[Dataset entries on figures]

+===+

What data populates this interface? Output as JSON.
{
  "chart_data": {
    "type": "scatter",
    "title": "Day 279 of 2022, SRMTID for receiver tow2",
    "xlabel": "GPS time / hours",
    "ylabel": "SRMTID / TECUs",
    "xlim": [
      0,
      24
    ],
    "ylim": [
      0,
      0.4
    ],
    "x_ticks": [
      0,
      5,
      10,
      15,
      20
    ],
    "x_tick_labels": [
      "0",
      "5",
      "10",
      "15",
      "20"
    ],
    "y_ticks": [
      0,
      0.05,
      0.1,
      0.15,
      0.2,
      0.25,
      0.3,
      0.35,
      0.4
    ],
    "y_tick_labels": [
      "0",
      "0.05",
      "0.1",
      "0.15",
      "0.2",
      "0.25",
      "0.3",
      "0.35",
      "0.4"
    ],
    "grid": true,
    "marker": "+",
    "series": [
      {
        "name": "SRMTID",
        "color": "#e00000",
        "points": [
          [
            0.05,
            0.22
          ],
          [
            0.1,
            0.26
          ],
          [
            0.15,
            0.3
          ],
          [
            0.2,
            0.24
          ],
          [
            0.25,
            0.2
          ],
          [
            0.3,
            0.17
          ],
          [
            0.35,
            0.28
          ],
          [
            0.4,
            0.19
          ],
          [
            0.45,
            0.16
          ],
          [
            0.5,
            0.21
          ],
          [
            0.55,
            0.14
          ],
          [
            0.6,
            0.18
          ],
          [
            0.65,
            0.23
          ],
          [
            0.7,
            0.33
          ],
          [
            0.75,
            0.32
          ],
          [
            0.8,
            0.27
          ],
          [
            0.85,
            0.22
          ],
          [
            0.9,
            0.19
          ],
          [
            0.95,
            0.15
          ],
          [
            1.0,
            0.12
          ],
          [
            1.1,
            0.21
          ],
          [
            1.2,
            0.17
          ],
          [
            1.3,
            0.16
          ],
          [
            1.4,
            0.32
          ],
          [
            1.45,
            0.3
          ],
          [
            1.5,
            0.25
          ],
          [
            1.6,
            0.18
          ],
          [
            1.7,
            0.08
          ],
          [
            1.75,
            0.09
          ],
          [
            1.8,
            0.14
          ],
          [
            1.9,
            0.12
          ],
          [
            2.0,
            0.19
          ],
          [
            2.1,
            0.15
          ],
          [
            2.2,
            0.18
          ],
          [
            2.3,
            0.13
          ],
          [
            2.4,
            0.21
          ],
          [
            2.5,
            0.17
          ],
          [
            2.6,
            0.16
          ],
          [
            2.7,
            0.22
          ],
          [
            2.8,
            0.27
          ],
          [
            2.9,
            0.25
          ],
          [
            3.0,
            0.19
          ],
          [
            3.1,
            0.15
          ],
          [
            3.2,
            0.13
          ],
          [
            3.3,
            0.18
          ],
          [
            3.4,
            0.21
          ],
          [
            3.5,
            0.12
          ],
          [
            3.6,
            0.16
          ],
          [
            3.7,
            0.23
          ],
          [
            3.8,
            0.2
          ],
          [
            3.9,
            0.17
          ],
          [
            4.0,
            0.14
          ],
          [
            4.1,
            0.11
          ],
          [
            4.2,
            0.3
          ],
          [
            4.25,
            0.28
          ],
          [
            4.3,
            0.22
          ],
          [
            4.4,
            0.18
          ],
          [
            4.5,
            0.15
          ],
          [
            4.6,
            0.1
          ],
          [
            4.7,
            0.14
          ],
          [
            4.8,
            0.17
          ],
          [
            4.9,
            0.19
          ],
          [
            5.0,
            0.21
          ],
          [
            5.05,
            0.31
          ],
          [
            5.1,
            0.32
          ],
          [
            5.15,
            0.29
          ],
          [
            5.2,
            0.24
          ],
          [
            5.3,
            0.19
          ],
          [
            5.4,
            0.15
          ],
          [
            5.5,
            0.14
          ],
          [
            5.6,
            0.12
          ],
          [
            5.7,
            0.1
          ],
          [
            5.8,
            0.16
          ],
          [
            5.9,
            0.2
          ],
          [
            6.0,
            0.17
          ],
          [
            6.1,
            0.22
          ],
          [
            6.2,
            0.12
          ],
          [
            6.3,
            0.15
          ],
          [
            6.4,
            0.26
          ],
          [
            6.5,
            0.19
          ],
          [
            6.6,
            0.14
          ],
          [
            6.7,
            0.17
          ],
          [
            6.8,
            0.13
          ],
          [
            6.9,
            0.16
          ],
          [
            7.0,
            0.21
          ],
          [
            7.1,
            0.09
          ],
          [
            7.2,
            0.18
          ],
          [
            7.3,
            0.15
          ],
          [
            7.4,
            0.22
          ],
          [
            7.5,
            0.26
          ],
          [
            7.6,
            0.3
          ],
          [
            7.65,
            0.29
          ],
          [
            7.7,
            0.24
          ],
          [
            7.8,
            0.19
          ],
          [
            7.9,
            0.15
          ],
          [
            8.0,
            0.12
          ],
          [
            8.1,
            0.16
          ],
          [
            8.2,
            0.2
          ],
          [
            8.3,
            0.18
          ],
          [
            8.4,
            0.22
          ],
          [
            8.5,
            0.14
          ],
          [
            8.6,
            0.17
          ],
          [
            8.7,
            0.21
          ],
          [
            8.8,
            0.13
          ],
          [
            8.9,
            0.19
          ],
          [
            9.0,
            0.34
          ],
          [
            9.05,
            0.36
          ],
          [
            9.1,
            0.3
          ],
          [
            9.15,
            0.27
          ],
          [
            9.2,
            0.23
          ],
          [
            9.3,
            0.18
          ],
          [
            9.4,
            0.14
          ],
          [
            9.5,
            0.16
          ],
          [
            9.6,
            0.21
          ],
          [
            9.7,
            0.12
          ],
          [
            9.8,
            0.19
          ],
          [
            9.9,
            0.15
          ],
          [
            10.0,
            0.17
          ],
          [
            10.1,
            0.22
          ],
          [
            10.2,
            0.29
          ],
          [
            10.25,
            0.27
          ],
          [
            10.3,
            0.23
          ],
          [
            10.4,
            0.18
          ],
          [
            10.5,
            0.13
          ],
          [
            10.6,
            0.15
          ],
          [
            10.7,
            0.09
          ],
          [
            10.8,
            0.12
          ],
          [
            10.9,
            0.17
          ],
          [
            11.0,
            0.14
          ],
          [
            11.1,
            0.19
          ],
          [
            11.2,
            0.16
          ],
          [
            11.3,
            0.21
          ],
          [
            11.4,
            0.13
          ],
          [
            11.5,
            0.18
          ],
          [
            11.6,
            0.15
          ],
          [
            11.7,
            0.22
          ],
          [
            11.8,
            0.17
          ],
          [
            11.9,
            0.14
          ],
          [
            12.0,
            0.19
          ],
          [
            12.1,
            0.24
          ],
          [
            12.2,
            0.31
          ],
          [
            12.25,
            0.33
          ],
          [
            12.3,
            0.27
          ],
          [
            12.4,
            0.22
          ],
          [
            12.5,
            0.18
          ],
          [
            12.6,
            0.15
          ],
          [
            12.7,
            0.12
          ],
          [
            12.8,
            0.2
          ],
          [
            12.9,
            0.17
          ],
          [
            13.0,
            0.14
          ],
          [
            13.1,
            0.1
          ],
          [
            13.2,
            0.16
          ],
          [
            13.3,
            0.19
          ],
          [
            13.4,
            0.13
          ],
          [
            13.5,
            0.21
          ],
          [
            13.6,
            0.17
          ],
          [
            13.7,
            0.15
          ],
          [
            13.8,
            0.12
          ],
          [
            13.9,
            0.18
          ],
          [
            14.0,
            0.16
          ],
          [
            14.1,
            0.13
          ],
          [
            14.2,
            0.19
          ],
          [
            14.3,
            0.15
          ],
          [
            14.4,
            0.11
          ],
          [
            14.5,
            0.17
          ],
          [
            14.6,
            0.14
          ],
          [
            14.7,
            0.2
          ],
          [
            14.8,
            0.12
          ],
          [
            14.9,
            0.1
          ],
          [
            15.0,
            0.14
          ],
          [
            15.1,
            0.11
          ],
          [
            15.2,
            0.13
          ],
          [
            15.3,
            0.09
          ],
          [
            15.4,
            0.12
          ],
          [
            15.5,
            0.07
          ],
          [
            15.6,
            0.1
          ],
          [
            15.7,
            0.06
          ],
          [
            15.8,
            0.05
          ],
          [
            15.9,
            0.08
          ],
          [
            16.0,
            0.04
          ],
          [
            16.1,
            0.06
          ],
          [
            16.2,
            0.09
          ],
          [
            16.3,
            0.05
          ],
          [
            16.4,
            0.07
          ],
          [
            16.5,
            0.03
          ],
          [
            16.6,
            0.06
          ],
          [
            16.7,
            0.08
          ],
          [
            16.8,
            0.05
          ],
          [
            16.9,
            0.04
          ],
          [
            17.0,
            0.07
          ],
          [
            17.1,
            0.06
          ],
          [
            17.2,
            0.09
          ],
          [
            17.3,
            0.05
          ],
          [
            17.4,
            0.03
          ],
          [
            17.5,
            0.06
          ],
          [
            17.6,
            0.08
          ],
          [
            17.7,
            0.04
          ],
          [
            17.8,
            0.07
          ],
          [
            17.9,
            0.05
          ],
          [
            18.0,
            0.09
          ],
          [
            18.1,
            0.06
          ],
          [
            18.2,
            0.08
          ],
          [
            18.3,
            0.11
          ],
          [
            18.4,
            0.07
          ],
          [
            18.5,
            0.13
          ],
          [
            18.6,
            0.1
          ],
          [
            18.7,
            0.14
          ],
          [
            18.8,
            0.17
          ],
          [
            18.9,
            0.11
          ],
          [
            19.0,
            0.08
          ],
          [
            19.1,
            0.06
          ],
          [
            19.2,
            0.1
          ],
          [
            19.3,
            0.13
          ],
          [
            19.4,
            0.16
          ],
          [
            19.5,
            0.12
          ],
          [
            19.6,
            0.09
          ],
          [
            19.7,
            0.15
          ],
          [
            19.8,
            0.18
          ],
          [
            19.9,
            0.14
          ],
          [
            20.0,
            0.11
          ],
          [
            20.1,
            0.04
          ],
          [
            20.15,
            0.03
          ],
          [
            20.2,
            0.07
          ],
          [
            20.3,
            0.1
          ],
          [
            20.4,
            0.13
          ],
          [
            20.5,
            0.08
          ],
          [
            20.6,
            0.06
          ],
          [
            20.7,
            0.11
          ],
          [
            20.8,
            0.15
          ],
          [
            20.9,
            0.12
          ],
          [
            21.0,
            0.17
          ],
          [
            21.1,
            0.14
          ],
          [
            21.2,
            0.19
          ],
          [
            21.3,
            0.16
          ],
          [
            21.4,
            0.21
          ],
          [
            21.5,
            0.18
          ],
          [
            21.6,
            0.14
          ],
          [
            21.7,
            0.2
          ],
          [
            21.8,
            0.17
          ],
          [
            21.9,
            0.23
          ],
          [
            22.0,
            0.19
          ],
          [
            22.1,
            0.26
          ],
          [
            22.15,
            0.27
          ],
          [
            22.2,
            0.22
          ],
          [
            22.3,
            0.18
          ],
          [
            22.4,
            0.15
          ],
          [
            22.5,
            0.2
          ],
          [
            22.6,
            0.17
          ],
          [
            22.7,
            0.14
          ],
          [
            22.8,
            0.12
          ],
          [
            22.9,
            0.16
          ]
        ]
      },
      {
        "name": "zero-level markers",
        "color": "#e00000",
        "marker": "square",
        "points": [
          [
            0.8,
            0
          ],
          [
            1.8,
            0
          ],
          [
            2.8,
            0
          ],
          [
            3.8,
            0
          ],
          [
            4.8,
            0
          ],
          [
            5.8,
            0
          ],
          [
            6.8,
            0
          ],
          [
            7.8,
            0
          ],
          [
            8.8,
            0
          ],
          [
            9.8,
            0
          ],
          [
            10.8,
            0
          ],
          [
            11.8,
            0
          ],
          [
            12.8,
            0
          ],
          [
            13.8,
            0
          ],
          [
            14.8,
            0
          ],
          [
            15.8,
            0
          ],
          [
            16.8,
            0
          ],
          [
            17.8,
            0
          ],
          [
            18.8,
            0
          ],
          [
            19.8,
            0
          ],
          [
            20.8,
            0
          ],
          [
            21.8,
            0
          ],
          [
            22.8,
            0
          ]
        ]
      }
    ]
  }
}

+===+

### [THE REQUEST]
Every line holding "name" should be copied out.

### [COMPLETED EXERCISE]
        "name": "SRMTID",
        "name": "zero-level markers",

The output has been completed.